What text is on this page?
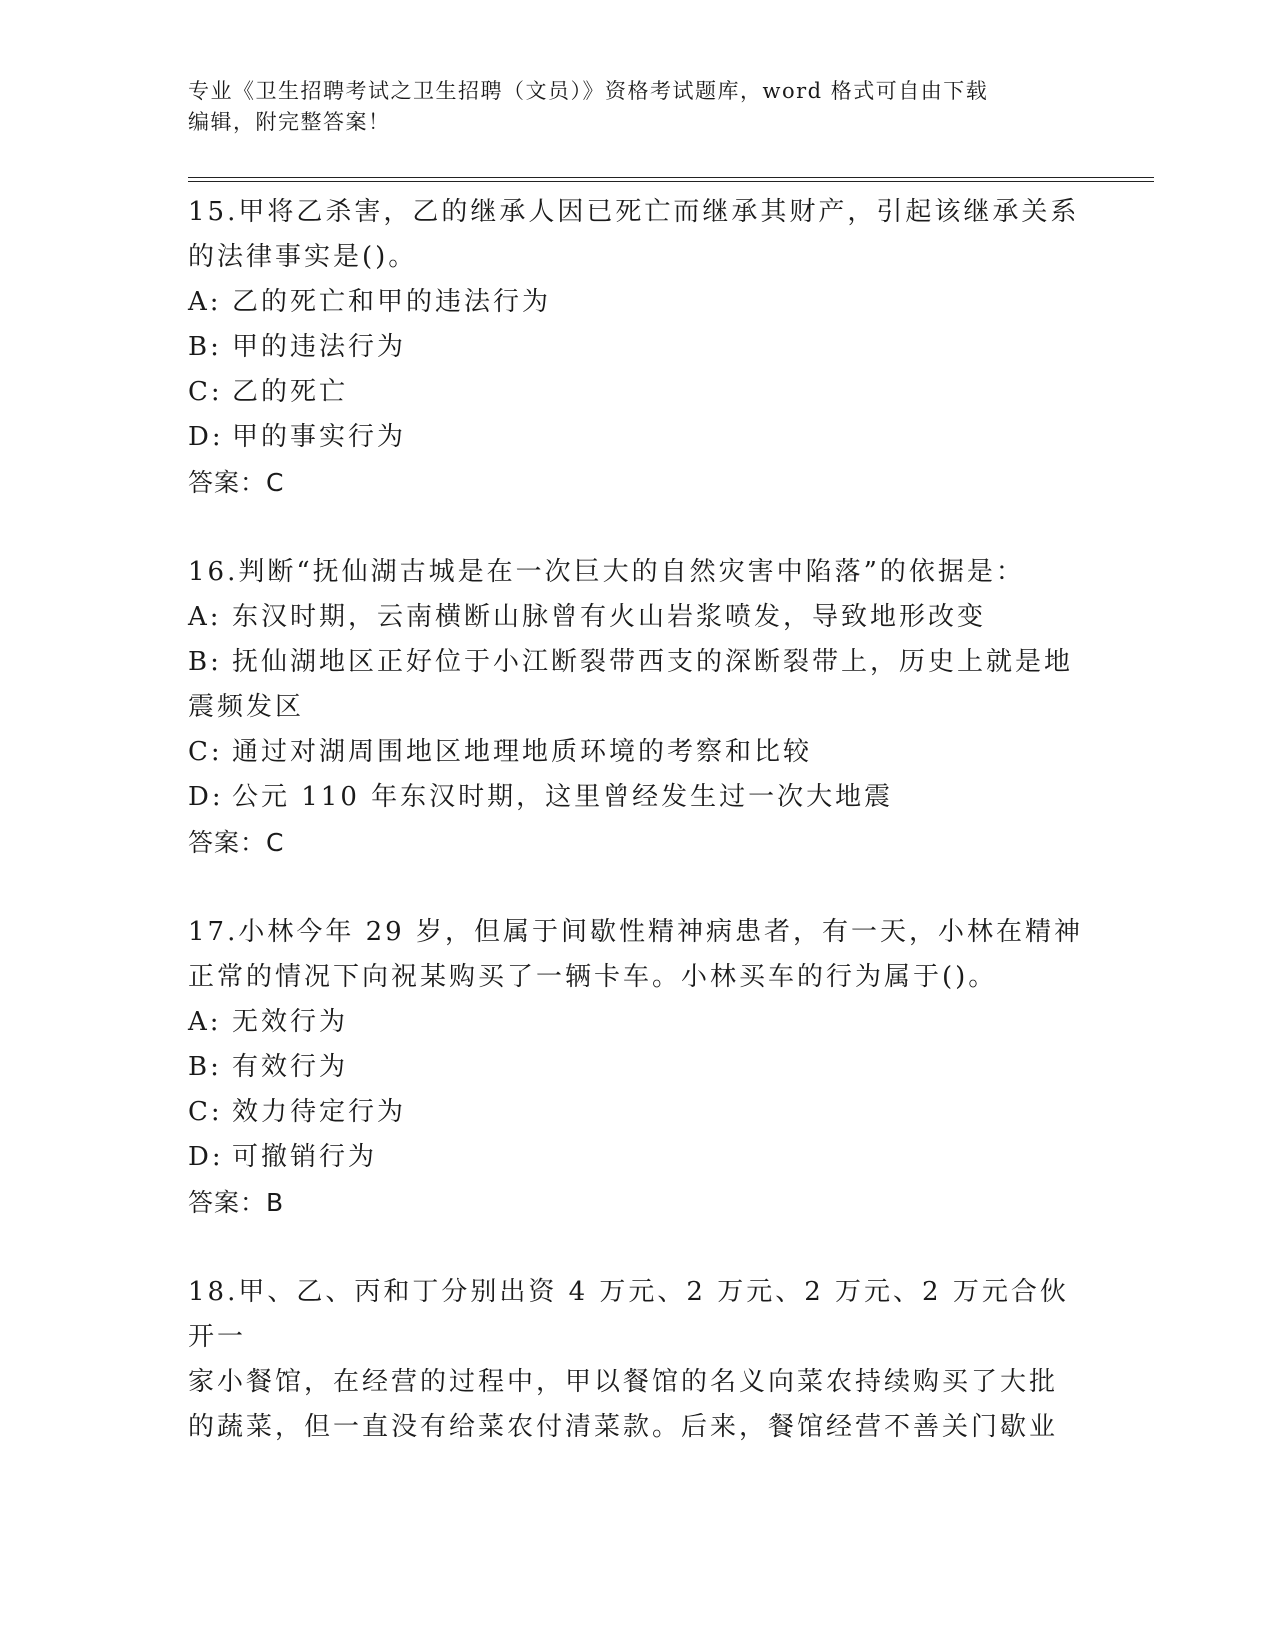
专业《卫生招聘考试之卫生招聘（文员）》资格考试题库，word 格式可自由下载
编辑，附完整答案！
15.甲将乙杀害，乙的继承人因已死亡而继承其财产，引起该继承关系
的法律事实是()。
A: 乙的死亡和甲的违法行为
B: 甲的违法行为
C: 乙的死亡
D: 甲的事实行为
答案：C
16.判断“抚仙湖古城是在一次巨大的自然灾害中陷落”的依据是：
A: 东汉时期，云南横断山脉曾有火山岩浆喷发，导致地形改变
B: 抚仙湖地区正好位于小江断裂带西支的深断裂带上，历史上就是地
震频发区
C: 通过对湖周围地区地理地质环境的考察和比较
D: 公元 110 年东汉时期，这里曾经发生过一次大地震
答案：C
17.小林今年 29 岁，但属于间歇性精神病患者，有一天，小林在精神
正常的情况下向祝某购买了一辆卡车。小林买车的行为属于()。
A: 无效行为
B: 有效行为
C: 效力待定行为
D: 可撤销行为
答案：B
18.甲、乙、丙和丁分别出资 4 万元、2 万元、2 万元、2 万元合伙开一
家小餐馆，在经营的过程中，甲以餐馆的名义向菜农持续购买了大批
的蔬菜，但一直没有给菜农付清菜款。后来，餐馆经营不善关门歇业
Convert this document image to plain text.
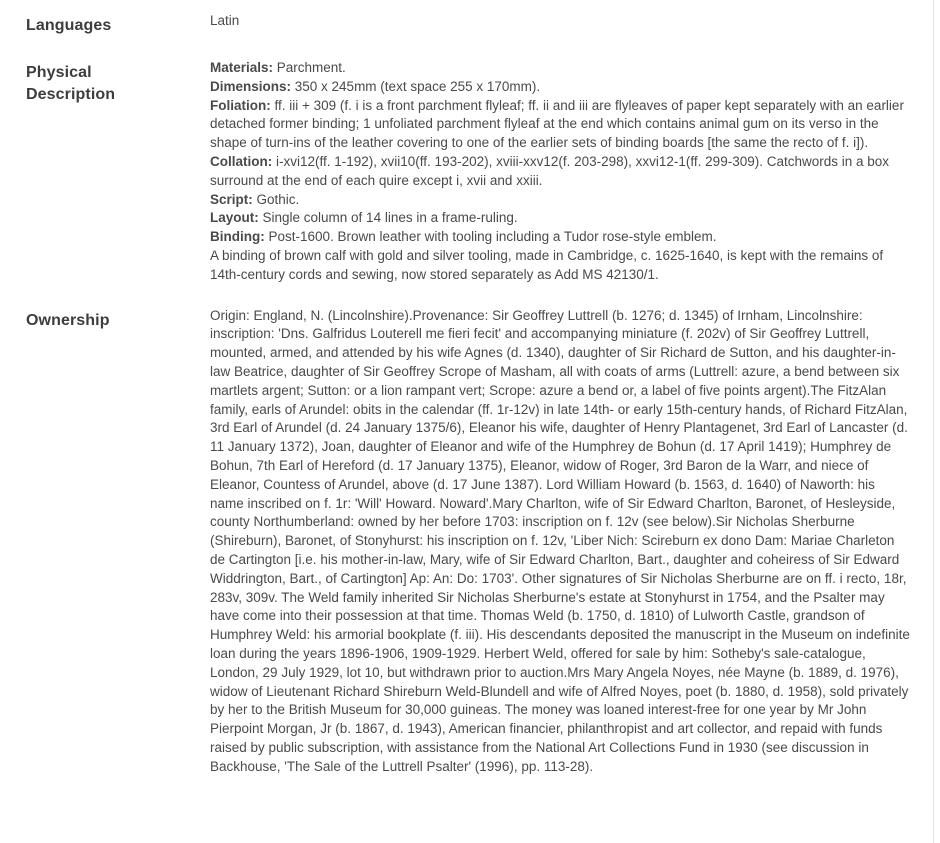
Languages	Latin
Physical Description
Materials: Parchment.
Dimensions: 350 x 245mm (text space 255 x 170mm).
Foliation: ff. iii + 309 (f. i is a front parchment flyleaf; ff. ii and iii are flyleaves of paper kept separately with an earlier detached former binding; 1 unfoliated parchment flyleaf at the end which contains animal gum on its verso in the shape of turn-ins of the leather covering to one of the earlier sets of binding boards [the same the recto of f. i]).
Collation: i-xvi12(ff. 1-192), xvii10(ff. 193-202), xviii-xxv12(f. 203-298), xxvi12-1(ff. 299-309). Catchwords in a box surround at the end of each quire except i, xvii and xxiii.
Script: Gothic.
Layout: Single column of 14 lines in a frame-ruling.
Binding: Post-1600. Brown leather with tooling including a Tudor rose-style emblem.
A binding of brown calf with gold and silver tooling, made in Cambridge, c. 1625-1640, is kept with the remains of 14th-century cords and sewing, now stored separately as Add MS 42130/1.
Ownership	Origin: England, N. (Lincolnshire).Provenance: Sir Geoffrey Luttrell (b. 1276; d. 1345) of Irnham, Lincolnshire: inscription: 'Dns. Galfridus Louterell me fieri fecit' and accompanying miniature (f. 202v) of Sir Geoffrey Luttrell, mounted, armed, and attended by his wife Agnes (d. 1340), daughter of Sir Richard de Sutton, and his daughter-in-law Beatrice, daughter of Sir Geoffrey Scrope of Masham, all with coats of arms (Luttrell: azure, a bend between six martlets argent; Sutton: or a lion rampant vert; Scrope: azure a bend or, a label of five points argent).The FitzAlan family, earls of Arundel: obits in the calendar (ff. 1r-12v) in late 14th- or early 15th-century hands, of Richard FitzAlan, 3rd Earl of Arundel (d. 24 January 1375/6), Eleanor his wife, daughter of Henry Plantagenet, 3rd Earl of Lancaster (d. 11 January 1372), Joan, daughter of Eleanor and wife of the Humphrey de Bohun (d. 17 April 1419); Humphrey de Bohun, 7th Earl of Hereford (d. 17 January 1375), Eleanor, widow of Roger, 3rd Baron de la Warr, and niece of Eleanor, Countess of Arundel, above (d. 17 June 1387). Lord William Howard (b. 1563, d. 1640) of Naworth: his name inscribed on f. 1r: 'Will' Howard. Noward'.Mary Charlton, wife of Sir Edward Charlton, Baronet, of Hesleyside, county Northumberland: owned by her before 1703: inscription on f. 12v (see below).Sir Nicholas Sherburne (Shireburn), Baronet, of Stonyhurst: his inscription on f. 12v, 'Liber Nich: Scireburn ex dono Dam: Mariae Charleton de Cartington [i.e. his mother-in-law, Mary, wife of Sir Edward Charlton, Bart., daughter and coheiress of Sir Edward Widdrington, Bart., of Cartington] Ap: An: Do: 1703'. Other signatures of Sir Nicholas Sherburne are on ff. i recto, 18r, 283v, 309v. The Weld family inherited Sir Nicholas Sherburne's estate at Stonyhurst in 1754, and the Psalter may have come into their possession at that time. Thomas Weld (b. 1750, d. 1810) of Lulworth Castle, grandson of Humphrey Weld: his armorial bookplate (f. iii). His descendants deposited the manuscript in the Museum on indefinite loan during the years 1896-1906, 1909-1929. Herbert Weld, offered for sale by him: Sotheby's sale-catalogue, London, 29 July 1929, lot 10, but withdrawn prior to auction.Mrs Mary Angela Noyes, née Mayne (b. 1889, d. 1976), widow of Lieutenant Richard Shireburn Weld-Blundell and wife of Alfred Noyes, poet (b. 1880, d. 1958), sold privately by her to the British Museum for 30,000 guineas. The money was loaned interest-free for one year by Mr John Pierpoint Morgan, Jr (b. 1867, d. 1943), American financier, philanthropist and art collector, and repaid with funds raised by public subscription, with assistance from the National Art Collections Fund in 1930 (see discussion in Backhouse, 'The Sale of the Luttrell Psalter' (1996), pp. 113-28).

····················

AIM: Copy all lines from the entries that contain the word "tooling".

EXERCISE RESULT:
Binding: Post-1600. Brown leather with tooling including a Tudor rose-style emblem.
A binding of brown calf with gold and silver tooling, made in Cambridge, c. 1625-1640, is kept with the remains of 14th-century cords and sewing, now stored separately as Add MS 42130/1.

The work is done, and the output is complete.